# [Exercise details]
From the entries below, work out the number of lines that hold the word "type", and give that number alone.

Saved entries
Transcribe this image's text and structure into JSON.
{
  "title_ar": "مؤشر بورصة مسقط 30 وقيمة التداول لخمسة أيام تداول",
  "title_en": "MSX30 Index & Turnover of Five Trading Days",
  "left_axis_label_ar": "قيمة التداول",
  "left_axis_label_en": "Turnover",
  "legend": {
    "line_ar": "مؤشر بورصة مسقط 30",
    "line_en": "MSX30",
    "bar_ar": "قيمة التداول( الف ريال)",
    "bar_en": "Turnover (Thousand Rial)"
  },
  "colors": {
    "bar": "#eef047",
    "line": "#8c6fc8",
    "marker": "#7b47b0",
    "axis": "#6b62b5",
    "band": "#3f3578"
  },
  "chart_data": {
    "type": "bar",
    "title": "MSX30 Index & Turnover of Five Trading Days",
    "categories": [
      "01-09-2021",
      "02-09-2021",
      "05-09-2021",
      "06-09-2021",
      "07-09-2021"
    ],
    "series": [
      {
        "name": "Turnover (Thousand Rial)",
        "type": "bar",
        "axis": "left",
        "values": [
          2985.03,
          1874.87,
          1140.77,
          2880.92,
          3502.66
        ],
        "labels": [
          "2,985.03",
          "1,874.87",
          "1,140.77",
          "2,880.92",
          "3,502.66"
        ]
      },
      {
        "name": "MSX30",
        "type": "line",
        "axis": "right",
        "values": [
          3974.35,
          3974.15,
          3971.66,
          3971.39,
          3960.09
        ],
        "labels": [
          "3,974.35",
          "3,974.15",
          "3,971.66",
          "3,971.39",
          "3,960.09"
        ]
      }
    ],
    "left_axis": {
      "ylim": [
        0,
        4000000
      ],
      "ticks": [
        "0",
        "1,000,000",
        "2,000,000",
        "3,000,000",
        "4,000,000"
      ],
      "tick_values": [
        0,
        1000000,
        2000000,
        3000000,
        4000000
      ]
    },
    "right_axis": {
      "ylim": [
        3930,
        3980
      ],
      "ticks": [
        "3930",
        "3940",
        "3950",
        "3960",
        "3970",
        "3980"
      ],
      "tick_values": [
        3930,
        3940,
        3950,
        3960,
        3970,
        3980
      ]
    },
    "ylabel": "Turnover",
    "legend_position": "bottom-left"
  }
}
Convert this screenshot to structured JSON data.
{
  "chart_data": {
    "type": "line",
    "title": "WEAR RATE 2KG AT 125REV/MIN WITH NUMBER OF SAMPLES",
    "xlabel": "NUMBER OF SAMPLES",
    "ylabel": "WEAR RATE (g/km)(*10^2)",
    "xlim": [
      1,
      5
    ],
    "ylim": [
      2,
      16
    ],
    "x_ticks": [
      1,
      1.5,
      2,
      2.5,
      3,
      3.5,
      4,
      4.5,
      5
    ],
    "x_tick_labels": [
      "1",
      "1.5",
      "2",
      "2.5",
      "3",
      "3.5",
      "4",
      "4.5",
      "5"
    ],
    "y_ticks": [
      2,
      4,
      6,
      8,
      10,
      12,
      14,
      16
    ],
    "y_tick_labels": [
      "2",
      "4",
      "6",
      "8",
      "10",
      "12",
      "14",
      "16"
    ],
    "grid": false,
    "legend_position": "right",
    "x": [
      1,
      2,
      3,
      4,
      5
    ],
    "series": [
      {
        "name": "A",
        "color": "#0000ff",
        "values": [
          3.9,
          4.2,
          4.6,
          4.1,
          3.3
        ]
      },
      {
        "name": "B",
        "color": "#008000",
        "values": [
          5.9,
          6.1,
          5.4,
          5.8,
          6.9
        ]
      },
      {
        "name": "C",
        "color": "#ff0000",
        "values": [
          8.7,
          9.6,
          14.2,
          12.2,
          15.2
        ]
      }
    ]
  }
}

# [Reply]
4